_Directions_
Each record is to be transcribed exactly.

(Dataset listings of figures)

— start —

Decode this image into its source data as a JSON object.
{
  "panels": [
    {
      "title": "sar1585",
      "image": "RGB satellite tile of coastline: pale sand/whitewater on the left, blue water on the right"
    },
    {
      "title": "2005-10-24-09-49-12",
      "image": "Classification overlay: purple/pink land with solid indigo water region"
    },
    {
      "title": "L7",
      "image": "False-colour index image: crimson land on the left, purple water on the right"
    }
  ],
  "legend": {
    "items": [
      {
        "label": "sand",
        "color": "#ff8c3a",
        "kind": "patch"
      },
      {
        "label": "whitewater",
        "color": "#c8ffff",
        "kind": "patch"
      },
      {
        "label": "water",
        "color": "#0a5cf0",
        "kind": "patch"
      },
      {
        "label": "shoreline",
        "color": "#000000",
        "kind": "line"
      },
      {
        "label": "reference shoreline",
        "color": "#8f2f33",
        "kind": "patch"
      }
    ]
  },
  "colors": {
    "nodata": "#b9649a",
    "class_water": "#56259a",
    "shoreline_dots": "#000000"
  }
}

— end —

_Answer for the task_
Decode this image into its source data as a JSON object.
{
  "panels": [
    {
      "title": "sar1585",
      "image": "RGB satellite tile of coastline: pale sand/whitewater on the left, blue water on the right"
    },
    {
      "title": "2005-10-24-09-49-12",
      "image": "Classification overlay: purple/pink land with solid indigo water region"
    },
    {
      "title": "L7",
      "image": "False-colour index image: crimson land on the left, purple water on the right"
    }
  ],
  "legend": {
    "items": [
      {
        "label": "sand",
        "color": "#ff8c3a",
        "kind": "patch"
      },
      {
        "label": "whitewater",
        "color": "#c8ffff",
        "kind": "patch"
      },
      {
        "label": "water",
        "color": "#0a5cf0",
        "kind": "patch"
      },
      {
        "label": "shoreline",
        "color": "#000000",
        "kind": "line"
      },
      {
        "label": "reference shoreline",
        "color": "#8f2f33",
        "kind": "patch"
      }
    ]
  },
  "colors": {
    "nodata": "#b9649a",
    "class_water": "#56259a",
    "shoreline_dots": "#000000"
  }
}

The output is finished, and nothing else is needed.